**Instructions for the task**
Where the string "this" appears in a line of the material below, copy that line.

-------- Listed entries --------

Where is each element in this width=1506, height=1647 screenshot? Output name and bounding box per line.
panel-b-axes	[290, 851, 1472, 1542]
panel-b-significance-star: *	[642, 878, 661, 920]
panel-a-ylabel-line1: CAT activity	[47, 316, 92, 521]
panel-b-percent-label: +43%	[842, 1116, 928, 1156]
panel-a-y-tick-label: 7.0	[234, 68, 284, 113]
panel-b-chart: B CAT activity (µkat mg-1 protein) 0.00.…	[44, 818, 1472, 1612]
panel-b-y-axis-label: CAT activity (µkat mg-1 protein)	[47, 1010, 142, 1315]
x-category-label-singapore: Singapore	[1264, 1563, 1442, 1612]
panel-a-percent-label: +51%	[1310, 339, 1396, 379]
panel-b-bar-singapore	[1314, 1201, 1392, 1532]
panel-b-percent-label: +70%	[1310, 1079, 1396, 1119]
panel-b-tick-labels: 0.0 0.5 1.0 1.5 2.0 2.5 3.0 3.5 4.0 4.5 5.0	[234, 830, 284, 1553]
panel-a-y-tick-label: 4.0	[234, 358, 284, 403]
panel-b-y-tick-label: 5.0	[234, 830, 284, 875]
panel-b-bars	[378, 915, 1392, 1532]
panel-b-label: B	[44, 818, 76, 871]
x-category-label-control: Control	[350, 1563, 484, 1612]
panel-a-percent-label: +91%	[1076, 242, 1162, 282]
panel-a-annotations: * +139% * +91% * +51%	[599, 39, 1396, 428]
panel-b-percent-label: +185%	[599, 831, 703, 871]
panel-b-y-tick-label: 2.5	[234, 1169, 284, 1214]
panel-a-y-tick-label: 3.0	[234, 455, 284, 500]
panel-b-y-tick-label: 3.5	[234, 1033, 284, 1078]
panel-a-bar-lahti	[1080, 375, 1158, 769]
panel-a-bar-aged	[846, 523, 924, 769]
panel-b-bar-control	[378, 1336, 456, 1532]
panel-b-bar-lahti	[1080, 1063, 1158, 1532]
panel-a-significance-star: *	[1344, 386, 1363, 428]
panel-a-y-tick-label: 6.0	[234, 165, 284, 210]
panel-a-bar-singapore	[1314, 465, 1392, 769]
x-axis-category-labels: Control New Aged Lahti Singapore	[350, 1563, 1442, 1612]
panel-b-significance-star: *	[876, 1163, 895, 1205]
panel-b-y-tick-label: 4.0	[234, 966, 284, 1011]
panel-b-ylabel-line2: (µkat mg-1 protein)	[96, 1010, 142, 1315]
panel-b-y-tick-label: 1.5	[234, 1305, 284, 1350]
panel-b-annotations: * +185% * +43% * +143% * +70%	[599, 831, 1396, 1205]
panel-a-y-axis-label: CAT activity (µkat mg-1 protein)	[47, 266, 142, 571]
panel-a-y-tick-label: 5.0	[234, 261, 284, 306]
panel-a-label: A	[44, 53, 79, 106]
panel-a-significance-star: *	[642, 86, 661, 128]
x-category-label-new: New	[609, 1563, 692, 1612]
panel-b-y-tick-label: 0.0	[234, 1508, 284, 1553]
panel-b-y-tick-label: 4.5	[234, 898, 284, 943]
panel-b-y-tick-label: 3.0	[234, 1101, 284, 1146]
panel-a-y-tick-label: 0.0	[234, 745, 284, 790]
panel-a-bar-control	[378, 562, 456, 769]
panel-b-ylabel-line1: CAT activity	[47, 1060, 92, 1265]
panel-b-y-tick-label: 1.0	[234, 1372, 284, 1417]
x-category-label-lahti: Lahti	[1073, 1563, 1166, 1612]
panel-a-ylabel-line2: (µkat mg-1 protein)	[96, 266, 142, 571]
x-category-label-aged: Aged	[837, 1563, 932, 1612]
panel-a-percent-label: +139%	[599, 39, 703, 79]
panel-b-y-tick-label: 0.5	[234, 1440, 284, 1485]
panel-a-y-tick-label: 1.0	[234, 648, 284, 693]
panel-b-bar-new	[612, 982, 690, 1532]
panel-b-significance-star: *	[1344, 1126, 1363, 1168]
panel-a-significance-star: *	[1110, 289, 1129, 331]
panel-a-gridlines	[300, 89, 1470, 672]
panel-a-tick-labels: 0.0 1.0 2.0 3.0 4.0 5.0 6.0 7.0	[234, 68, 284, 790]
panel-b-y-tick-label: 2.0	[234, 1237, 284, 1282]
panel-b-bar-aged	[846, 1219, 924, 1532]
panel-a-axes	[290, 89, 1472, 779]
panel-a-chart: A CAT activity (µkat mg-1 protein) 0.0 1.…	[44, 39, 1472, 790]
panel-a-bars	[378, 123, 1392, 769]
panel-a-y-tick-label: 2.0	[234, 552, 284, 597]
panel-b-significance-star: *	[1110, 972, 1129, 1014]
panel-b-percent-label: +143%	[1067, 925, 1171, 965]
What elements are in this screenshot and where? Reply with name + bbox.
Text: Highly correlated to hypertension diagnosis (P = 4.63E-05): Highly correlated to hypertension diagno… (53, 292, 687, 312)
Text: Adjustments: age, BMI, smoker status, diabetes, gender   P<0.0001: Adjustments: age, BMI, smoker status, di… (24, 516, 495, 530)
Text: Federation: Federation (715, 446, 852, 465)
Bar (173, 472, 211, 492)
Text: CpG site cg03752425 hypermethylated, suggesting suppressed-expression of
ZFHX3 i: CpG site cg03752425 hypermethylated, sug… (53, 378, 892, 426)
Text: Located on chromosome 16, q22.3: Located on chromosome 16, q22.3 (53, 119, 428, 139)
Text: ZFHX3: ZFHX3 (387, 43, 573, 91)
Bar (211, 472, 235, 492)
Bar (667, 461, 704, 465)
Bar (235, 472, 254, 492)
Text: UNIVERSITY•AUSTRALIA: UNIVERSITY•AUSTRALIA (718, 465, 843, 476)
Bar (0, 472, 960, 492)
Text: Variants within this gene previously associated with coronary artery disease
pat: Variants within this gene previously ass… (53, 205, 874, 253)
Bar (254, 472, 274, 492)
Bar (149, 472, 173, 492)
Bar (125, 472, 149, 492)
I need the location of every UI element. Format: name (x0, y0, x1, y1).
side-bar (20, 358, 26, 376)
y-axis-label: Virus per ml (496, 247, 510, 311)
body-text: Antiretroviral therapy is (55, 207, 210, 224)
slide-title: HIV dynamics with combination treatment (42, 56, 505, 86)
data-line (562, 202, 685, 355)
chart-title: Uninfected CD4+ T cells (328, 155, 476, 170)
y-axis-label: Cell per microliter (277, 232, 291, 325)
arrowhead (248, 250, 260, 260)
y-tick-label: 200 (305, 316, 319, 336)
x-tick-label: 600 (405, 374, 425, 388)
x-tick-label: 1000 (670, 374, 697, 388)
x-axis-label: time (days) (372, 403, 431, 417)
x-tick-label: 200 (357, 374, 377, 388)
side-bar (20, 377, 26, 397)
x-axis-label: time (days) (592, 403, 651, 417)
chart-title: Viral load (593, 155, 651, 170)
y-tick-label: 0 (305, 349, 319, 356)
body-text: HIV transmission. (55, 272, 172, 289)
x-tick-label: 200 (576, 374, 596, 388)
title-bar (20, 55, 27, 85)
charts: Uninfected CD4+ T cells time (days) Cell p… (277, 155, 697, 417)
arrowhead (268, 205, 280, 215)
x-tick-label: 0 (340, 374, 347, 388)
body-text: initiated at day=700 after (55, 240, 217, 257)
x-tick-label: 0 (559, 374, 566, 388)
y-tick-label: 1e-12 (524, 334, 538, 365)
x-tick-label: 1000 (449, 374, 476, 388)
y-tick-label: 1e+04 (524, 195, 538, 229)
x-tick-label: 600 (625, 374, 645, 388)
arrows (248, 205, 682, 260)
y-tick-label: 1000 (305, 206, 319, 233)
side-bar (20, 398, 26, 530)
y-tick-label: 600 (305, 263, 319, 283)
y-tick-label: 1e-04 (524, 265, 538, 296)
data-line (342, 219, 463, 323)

--------

**Written response**
Where is each element in this width=1506, height=1647 screenshot? Output name and bounding box per line.
What elements are in this screenshot and where? Reply with name + bbox.
Text: Variants within this gene previously associated with coronary artery disease
pat: Variants within this gene previously ass… (53, 205, 874, 253)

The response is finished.